Data shown:

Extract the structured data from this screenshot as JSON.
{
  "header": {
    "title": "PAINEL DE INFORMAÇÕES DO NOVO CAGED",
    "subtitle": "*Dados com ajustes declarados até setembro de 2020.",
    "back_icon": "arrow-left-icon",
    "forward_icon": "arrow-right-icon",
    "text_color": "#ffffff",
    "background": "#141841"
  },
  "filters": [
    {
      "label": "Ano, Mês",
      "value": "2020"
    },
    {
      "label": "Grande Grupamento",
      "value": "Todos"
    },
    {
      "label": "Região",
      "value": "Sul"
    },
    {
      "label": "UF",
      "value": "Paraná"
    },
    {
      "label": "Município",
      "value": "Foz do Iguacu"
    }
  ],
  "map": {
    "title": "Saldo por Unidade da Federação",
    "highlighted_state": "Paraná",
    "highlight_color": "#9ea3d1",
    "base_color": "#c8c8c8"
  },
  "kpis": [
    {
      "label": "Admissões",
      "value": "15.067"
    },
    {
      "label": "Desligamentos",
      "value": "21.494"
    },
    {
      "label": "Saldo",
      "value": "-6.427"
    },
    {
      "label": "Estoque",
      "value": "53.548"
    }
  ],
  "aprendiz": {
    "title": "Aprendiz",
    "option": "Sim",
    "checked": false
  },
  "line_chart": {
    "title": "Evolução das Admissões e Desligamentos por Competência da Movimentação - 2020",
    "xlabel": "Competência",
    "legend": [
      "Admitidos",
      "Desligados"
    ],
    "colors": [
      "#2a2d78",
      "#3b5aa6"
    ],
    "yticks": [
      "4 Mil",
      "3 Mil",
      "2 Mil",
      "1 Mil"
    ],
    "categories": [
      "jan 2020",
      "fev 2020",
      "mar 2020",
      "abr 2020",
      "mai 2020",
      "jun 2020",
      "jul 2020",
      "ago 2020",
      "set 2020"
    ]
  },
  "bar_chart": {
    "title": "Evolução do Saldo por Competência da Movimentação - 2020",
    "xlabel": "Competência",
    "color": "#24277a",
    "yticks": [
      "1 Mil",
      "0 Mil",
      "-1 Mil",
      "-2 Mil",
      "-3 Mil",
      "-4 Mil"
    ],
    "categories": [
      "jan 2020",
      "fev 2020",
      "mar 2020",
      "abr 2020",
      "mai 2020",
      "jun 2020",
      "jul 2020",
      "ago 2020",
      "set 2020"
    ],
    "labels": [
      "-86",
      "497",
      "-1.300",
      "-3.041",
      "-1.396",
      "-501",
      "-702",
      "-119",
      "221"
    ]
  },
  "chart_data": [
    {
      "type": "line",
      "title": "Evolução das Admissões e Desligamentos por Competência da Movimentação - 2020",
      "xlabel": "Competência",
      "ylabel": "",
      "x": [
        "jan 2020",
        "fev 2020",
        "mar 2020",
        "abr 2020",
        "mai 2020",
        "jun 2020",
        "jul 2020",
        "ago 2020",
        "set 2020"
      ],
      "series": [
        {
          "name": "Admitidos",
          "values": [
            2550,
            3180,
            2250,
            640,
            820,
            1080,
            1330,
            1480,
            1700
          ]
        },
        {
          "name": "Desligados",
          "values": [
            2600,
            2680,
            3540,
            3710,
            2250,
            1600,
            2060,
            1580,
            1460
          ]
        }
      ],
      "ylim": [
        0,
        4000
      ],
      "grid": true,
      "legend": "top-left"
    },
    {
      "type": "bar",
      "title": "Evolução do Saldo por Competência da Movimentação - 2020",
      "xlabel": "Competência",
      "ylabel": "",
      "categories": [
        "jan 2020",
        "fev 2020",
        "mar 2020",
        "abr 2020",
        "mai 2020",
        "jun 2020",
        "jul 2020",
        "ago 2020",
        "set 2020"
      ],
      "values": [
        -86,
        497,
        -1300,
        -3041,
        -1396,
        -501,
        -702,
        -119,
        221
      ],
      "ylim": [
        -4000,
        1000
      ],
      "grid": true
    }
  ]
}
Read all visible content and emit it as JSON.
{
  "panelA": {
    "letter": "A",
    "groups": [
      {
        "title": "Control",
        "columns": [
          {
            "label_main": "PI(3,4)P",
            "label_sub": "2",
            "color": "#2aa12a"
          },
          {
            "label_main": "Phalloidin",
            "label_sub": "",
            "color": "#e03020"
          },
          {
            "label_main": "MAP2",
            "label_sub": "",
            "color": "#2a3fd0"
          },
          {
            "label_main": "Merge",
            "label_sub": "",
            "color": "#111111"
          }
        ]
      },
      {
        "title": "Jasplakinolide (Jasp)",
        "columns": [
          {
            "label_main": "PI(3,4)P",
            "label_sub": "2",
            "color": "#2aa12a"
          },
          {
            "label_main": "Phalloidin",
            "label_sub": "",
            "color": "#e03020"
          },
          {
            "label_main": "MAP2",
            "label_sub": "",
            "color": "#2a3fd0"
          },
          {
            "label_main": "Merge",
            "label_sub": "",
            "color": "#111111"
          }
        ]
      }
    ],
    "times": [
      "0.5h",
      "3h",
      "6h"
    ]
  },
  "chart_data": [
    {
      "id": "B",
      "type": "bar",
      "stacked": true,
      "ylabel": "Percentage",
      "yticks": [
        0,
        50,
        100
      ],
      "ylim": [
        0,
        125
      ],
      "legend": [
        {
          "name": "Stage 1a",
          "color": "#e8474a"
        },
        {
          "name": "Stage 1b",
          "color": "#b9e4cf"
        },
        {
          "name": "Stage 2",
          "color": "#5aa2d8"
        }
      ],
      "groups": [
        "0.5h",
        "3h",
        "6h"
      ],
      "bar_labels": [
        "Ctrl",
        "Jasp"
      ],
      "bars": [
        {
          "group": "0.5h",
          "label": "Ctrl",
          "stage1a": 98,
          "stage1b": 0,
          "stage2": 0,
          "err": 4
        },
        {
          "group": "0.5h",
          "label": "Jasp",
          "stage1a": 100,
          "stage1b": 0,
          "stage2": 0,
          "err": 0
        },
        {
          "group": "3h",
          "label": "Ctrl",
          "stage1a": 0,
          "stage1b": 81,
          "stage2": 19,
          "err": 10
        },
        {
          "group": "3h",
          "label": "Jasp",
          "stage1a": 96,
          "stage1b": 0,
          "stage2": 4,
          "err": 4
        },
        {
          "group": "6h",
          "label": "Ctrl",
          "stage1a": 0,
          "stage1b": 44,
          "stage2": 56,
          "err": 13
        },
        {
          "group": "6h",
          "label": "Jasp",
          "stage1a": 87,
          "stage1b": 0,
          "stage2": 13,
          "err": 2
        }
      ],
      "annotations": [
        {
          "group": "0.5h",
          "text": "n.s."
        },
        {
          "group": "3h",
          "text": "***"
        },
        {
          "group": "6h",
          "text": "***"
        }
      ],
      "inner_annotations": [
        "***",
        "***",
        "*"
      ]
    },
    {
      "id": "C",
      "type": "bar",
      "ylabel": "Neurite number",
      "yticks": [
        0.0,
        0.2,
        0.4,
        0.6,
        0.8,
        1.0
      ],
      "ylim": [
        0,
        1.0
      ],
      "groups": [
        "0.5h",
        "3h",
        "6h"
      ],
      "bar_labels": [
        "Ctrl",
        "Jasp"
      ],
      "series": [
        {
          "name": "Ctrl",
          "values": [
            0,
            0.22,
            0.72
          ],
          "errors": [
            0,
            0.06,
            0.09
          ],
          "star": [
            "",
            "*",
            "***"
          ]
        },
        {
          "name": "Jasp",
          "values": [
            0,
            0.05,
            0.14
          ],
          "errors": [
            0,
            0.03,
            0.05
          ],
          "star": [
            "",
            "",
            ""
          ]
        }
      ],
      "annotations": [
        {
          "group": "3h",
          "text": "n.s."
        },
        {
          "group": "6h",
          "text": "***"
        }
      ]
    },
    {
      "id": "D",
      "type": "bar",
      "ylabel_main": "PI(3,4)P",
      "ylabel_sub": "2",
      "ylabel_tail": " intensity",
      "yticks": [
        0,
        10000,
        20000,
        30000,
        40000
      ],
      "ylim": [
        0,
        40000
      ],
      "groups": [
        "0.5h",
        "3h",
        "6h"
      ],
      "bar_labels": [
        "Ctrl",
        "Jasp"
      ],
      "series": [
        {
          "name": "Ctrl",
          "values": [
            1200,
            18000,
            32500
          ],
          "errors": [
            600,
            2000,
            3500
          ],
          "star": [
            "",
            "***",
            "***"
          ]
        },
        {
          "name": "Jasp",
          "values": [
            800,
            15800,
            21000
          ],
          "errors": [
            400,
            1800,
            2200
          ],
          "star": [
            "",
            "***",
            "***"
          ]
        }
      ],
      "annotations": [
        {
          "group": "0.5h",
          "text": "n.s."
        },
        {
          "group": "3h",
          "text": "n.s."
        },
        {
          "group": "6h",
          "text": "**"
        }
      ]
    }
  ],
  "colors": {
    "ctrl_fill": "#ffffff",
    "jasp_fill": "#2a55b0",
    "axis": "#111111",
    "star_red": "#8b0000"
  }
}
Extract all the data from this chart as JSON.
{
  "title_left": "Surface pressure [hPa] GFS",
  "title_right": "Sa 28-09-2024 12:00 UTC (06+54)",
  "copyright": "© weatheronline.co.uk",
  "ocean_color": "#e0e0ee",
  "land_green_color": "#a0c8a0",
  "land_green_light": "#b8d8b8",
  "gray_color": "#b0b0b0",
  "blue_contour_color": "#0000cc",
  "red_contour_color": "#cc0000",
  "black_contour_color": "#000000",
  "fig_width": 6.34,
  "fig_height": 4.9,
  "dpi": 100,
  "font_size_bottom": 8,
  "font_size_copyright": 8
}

Challenge: Using the listing above, return all lines where the word "from" occurs.

Problem solution:
Extract the structured data from this screenshot as JSON.
Extract all the data from this chart as JSON.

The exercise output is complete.